>> Start Article

The controlled experiment also provides no way of looking at the process by which families arrive at Home-base centers–possibly the most important part of the Homebase process. They study only the families who actually arrived at centers in the summer of 2010, not the families who did not arrive or might arrive under other circumstances. In their study, the ratio of entries averted to actual entries is about one, far greater than anything we saw, and far greater than any plausible number that could be attached to actual data (if the ratio were about one in the period we study, Homebase would have averted at least 16,000 entries). While we cannot tell much about the crucial recruitment process, on which any expansion of Homebase depends, we can at least observe aspects of it.²

In summary, we think that this paper complements Rolston et al. (2013).

10. Discussion

Our results indicate that in neighborhoods in which Homebase was operating, 5–11% of the families who would have otherwise entered shelters did not do so. The most intriguing question is why the other 89–95% of families of counterfactual shelter entries were not also averted.

Some families whom Homebase helped entered shelters nevertheless, but Rolston et al. (2013) and Shinn et al. (2013) both find that the number of treatment failures is small, about a tenth of the families that Homebase serves, and the number of families whom Homebase serves is usually less than the number of shelter entries. Thus even when Homebase is fully operating, the overwhelming majority of families who enter shelters have never visited Homebase. A major question for future research is why.

Another way of phrasing this question to ask what makes the families who decide on their own to visit Homebase different. Is it information about Homebase? Information about the housing problems they are experiencing? Are the problems they are experiencing different from the problems of shelter entrants who avoid Homebase, or are they just more aware of them? Are they motivated differently? Are they more desperate? Or are they just lucky in some way to stumble across Homebase?

>> End Article

Challenge 1 → From the entries, quote the lines starting with the line containing "Detect and localize" up to and including the line containing "row-name-line1: Arbeitsstromauslöser +".

>> Start Entries provided

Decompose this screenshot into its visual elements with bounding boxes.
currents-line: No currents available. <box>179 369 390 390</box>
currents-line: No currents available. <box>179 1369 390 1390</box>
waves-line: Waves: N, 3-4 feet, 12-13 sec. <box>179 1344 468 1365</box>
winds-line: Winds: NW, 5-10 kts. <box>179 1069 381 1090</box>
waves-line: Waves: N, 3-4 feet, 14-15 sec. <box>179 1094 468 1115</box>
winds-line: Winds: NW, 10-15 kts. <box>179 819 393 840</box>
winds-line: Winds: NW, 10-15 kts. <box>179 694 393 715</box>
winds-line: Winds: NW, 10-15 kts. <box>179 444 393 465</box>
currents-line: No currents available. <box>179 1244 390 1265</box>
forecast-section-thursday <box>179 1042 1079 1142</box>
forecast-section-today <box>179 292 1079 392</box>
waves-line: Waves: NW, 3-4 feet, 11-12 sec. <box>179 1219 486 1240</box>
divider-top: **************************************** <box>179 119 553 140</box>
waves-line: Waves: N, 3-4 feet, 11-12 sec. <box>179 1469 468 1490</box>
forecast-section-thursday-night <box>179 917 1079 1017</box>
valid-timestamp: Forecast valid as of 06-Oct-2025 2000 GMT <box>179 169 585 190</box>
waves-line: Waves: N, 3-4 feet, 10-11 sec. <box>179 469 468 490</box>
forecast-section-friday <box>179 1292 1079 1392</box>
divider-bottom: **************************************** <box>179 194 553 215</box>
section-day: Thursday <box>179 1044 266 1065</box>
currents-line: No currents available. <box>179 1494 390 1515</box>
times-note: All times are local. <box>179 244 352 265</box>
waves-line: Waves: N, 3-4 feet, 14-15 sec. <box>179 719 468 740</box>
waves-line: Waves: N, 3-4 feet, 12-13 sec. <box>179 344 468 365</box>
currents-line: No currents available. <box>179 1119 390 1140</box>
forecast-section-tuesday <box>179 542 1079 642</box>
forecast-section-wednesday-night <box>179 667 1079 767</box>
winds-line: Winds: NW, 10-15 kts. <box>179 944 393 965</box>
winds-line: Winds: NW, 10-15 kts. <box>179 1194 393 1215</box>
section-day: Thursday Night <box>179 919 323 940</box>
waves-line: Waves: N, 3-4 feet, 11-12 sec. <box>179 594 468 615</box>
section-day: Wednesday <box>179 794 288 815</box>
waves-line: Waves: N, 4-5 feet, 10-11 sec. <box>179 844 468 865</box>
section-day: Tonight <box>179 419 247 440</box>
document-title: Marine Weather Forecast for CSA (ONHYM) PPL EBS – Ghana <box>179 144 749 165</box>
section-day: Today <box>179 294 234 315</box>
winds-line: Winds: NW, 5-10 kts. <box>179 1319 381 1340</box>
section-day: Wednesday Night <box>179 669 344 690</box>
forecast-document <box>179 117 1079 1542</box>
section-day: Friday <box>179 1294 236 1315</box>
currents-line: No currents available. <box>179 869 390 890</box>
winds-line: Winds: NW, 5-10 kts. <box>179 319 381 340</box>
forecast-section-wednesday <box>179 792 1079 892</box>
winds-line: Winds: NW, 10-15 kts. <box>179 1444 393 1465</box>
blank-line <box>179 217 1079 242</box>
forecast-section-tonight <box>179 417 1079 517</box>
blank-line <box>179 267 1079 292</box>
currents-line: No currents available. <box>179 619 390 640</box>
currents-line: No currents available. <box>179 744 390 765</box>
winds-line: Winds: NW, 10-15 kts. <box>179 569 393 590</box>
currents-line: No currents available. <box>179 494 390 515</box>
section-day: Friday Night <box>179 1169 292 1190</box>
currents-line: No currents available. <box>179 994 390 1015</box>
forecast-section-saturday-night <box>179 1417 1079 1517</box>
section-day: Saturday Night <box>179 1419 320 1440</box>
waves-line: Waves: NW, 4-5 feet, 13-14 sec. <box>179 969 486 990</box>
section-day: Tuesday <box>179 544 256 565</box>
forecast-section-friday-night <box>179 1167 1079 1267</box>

>> End Entries provided
>> Start Entries provided

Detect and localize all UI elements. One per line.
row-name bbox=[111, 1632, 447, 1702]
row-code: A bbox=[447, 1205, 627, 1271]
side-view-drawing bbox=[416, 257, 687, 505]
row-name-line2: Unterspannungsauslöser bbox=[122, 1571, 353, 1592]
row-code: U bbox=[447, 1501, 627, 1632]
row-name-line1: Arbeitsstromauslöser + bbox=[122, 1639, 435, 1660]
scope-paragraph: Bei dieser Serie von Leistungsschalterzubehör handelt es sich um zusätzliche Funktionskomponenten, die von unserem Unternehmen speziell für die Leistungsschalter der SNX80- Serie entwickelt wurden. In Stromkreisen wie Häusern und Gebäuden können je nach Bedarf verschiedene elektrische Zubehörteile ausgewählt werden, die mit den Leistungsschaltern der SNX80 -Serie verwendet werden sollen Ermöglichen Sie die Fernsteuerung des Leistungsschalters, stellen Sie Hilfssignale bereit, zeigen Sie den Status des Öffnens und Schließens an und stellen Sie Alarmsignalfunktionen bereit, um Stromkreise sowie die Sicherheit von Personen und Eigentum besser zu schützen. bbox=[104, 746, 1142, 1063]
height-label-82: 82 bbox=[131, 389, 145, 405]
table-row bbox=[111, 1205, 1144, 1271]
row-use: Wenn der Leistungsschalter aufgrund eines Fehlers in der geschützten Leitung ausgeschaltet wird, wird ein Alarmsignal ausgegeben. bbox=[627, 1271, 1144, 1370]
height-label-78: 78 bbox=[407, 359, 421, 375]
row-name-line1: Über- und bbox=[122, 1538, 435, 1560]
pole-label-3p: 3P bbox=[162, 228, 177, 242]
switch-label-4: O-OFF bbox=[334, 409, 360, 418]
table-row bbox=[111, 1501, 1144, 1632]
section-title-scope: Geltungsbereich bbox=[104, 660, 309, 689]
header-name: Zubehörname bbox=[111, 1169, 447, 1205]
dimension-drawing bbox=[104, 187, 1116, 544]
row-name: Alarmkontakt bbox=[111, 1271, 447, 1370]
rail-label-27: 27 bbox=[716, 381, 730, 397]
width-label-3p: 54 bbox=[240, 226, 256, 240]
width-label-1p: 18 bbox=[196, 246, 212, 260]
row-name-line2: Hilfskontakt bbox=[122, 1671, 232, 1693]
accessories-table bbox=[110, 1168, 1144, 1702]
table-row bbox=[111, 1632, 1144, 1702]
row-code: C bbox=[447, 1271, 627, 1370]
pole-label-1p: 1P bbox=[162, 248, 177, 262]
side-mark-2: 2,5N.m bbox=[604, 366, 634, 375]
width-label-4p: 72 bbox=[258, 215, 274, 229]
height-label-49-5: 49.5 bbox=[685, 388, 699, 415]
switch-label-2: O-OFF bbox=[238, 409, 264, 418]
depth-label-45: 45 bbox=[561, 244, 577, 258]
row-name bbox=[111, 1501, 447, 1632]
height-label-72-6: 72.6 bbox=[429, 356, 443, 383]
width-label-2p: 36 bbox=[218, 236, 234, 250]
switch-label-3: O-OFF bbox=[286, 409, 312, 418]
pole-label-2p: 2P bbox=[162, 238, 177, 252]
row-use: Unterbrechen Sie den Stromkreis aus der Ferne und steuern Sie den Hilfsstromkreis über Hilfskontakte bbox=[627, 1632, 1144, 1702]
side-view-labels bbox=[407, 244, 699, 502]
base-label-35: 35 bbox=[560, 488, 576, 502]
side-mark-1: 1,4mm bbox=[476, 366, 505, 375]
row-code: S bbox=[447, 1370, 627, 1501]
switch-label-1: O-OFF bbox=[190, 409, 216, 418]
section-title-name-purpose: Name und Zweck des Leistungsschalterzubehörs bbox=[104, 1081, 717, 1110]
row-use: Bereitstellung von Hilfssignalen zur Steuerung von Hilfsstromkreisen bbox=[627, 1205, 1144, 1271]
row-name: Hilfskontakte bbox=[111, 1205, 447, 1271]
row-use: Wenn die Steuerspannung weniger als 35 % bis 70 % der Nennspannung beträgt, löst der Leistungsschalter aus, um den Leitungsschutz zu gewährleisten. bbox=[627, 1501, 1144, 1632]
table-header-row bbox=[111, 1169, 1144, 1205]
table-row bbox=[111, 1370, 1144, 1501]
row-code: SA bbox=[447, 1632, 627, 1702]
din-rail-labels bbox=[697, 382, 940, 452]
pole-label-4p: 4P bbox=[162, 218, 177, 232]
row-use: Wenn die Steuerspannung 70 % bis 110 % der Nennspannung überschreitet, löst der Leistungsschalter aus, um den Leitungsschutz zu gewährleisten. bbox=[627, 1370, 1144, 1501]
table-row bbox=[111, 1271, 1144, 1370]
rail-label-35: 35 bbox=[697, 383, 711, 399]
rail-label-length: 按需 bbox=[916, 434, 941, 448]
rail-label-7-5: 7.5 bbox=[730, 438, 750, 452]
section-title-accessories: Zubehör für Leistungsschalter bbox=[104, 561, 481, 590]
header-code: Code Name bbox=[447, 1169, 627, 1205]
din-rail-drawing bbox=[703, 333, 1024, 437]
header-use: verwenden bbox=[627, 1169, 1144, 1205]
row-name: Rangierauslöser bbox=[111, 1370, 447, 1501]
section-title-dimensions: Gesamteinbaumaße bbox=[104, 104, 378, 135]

>> End Entries provided

Challenge 2 → Print the full Homebase text exactly as it appears.

Written reply 1 →
Detect and localize all UI elements. One per line.
row-name bbox=[111, 1632, 447, 1702]
row-code: A bbox=[447, 1205, 627, 1271]
side-view-drawing bbox=[416, 257, 687, 505]
row-name-line2: Unterspannungsauslöser bbox=[122, 1571, 353, 1592]
row-code: U bbox=[447, 1501, 627, 1632]
row-name-line1: Arbeitsstromauslöser + bbox=[122, 1639, 435, 1660]

Written reply 2 →
The controlled experiment also provides no way of looking at the process by which families arrive at Home-base centers–possibly the most important part of the Homebase process. They study only the families who actually arrived at centers in the summer of 2010, not the families who did not arrive or might arrive under other circumstances. In their study, the ratio of entries averted to actual entries is about one, far greater than anything we saw, and far greater than any plausible number that could be attached to actual data (if the ratio were about one in the period we study, Homebase would have averted at least 16,000 entries). While we cannot tell much about the crucial recruitment process, on which any expansion of Homebase depends, we can at least observe aspects of it.²

In summary, we think that this paper complements Rolston et al. (2013).

10. Discussion

Our results indicate that in neighborhoods in which Homebase was operating, 5–11% of the families who would have otherwise entered shelters did not do so. The most intriguing question is why the other 89–95% of families of counterfactual shelter entries were not also averted.

Some families whom Homebase helped entered shelters nevertheless, but Rolston et al. (2013) and Shinn et al. (2013) both find that the number of treatment failures is small, about a tenth of the families that Homebase serves, and the number of families whom Homebase serves is usually less than the number of shelter entries. Thus even when Homebase is fully operating, the overwhelming majority of families who enter shelters have never visited Homebase. A major question for future research is why.

Another way of phrasing this question to ask what makes the families who decide on their own to visit Homebase different. Is it information about Homebase? Information about the housing problems they are experiencing? Are the problems they are experiencing different from the problems of shelter entrants who avoid Homebase, or are they just more aware of them? Are they motivated differently? Are they more desperate? Or are they just lucky in some way to stumble across Homebase?